### Problem details
Search the material for "heading" and show all lines that contain it.

### Data entries
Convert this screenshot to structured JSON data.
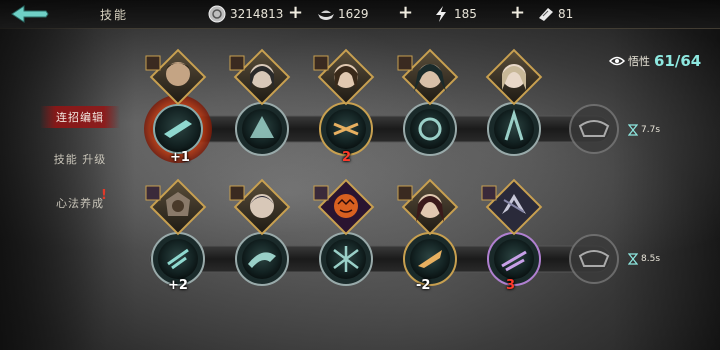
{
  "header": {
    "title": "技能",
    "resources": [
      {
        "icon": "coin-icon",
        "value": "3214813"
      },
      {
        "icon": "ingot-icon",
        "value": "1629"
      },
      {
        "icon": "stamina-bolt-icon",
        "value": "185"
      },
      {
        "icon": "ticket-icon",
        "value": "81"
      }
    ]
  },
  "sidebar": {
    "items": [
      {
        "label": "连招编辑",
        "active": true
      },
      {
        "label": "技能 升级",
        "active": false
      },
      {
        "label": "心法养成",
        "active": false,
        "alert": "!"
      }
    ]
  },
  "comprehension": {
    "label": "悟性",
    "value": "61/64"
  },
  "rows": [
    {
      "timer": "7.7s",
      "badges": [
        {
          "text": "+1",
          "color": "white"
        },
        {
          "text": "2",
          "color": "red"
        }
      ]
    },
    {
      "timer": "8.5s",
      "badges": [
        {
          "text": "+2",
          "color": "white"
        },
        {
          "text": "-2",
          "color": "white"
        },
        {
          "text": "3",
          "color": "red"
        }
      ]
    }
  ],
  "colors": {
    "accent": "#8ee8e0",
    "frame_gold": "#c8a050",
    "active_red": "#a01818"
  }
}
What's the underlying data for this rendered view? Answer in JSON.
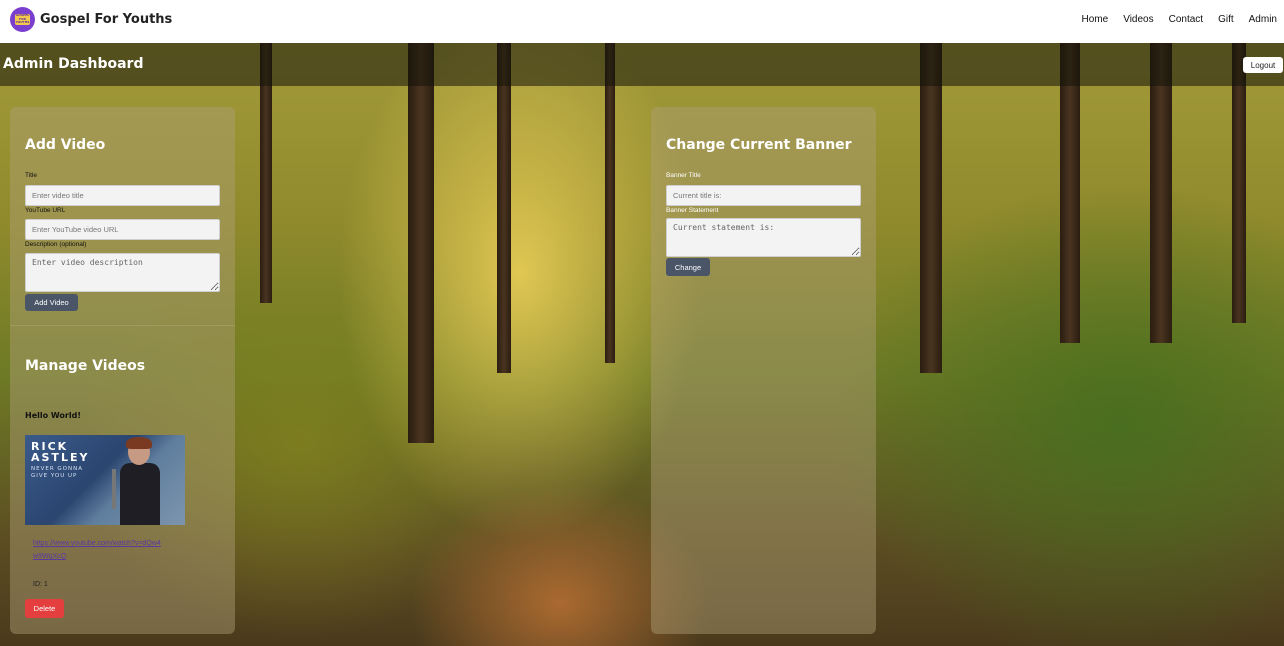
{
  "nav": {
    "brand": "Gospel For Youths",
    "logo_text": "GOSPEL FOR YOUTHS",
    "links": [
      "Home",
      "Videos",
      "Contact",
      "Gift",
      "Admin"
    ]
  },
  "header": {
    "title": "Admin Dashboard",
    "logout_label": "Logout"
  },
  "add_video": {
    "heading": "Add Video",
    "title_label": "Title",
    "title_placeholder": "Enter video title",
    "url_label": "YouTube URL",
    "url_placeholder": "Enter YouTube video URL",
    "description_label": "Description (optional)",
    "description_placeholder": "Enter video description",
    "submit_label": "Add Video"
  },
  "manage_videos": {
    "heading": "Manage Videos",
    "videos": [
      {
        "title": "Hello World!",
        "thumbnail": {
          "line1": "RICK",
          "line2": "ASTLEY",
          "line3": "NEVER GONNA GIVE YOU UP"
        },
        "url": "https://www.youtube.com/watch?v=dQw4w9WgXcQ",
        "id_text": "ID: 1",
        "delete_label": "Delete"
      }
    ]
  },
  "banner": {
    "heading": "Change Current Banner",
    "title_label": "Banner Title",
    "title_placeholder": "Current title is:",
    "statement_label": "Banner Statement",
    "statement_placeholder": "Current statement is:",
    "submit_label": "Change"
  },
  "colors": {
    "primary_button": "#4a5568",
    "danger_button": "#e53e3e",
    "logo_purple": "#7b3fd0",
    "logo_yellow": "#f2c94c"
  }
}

---

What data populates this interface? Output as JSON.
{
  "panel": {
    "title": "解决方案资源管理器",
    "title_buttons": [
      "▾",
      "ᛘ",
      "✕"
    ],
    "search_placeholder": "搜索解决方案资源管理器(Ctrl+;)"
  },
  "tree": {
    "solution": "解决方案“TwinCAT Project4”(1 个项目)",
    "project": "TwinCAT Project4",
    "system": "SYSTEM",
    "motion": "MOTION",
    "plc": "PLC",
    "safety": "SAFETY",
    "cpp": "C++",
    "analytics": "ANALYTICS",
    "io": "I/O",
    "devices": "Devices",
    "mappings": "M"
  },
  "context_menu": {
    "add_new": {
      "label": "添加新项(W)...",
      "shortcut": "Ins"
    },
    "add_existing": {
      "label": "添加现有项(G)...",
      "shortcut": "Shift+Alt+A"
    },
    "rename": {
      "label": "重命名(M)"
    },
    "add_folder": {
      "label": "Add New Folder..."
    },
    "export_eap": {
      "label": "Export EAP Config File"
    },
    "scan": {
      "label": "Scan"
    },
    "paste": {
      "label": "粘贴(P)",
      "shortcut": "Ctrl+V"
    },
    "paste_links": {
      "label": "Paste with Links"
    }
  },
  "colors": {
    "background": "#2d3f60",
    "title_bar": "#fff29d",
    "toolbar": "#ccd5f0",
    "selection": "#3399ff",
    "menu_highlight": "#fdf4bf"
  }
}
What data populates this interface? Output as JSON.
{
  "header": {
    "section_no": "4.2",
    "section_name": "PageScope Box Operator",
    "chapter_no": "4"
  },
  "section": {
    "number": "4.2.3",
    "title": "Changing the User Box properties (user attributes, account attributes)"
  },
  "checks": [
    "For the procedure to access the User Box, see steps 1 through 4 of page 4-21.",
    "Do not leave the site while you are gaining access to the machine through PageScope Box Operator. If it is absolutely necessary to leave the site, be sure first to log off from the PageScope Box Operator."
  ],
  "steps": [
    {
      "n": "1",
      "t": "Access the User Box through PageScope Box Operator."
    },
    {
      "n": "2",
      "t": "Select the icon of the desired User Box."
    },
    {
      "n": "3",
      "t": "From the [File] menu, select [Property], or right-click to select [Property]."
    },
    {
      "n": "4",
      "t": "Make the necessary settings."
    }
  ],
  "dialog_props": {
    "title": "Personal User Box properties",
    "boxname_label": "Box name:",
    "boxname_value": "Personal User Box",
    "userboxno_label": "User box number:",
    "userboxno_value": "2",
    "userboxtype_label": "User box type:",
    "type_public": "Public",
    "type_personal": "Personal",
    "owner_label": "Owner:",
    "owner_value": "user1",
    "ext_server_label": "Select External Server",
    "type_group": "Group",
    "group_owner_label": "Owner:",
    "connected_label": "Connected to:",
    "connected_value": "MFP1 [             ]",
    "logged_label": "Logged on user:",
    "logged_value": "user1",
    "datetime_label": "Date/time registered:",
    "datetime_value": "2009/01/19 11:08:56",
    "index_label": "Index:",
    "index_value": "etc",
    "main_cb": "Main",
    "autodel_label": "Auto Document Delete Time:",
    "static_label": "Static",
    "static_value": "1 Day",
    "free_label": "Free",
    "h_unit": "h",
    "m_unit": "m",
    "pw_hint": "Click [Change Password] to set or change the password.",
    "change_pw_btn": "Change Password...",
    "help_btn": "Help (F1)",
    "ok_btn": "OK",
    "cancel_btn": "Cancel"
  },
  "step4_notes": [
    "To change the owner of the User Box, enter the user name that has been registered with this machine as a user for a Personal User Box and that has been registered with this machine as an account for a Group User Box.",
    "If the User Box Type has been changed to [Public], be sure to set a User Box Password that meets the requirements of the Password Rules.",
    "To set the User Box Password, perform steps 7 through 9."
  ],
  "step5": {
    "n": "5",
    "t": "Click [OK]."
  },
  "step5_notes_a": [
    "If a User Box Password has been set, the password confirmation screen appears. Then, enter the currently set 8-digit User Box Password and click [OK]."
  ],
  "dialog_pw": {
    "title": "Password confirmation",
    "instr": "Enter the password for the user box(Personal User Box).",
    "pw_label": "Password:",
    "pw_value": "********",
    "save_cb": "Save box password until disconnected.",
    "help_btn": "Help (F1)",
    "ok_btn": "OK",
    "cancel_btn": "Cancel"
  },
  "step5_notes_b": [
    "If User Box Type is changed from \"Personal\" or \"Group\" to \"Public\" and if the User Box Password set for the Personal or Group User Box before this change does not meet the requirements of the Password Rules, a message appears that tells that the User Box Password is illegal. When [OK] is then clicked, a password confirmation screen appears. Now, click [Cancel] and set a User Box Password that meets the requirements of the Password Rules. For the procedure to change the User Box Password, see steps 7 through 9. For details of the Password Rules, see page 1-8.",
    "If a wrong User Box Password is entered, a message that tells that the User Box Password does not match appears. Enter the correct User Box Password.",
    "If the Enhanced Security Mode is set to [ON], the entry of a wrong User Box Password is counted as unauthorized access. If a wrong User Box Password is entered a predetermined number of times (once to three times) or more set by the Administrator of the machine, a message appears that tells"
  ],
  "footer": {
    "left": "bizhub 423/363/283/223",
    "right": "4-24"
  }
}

### Solution for this exercise
    "heading": "Add Video",
    "heading": "Manage Videos",
    "heading": "Change Current Banner",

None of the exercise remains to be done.